Task statement:
Go through the listing below and gather every line with the word "swojej".

Stored data:
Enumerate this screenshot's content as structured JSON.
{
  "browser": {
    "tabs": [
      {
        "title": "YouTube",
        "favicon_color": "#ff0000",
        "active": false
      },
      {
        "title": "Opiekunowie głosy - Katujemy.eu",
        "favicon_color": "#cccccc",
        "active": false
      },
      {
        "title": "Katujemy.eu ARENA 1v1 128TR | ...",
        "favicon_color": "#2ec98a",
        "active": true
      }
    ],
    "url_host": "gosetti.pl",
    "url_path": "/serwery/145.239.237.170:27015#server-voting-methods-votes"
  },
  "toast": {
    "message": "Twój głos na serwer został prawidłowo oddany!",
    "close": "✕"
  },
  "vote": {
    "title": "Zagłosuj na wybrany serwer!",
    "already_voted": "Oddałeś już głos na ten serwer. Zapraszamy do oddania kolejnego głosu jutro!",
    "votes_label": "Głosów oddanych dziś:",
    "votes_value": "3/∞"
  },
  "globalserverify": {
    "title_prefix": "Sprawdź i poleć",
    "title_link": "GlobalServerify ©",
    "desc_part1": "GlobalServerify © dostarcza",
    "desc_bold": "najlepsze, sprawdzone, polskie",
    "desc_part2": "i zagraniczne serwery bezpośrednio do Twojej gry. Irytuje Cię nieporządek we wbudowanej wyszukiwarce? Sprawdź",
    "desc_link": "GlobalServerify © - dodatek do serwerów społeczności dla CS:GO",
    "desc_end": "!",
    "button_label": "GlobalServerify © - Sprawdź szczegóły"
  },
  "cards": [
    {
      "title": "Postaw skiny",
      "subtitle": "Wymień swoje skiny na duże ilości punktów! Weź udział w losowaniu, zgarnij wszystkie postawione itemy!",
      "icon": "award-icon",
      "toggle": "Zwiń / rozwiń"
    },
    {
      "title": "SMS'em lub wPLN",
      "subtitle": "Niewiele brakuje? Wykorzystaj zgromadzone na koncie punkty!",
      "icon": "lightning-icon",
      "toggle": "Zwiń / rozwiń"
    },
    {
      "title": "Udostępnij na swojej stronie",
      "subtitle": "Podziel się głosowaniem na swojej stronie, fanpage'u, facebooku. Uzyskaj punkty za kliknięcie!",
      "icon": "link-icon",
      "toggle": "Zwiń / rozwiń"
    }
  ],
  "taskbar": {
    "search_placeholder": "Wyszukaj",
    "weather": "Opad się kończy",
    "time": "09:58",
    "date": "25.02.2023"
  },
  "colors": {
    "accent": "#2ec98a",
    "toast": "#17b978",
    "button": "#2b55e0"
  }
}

Solution to this exercise:
      "title": "Udostępnij na swojej stronie",
      "subtitle": "Podziel się głosowaniem na swojej stronie, fanpage'u, facebooku. Uzyskaj punkty za kliknięcie!",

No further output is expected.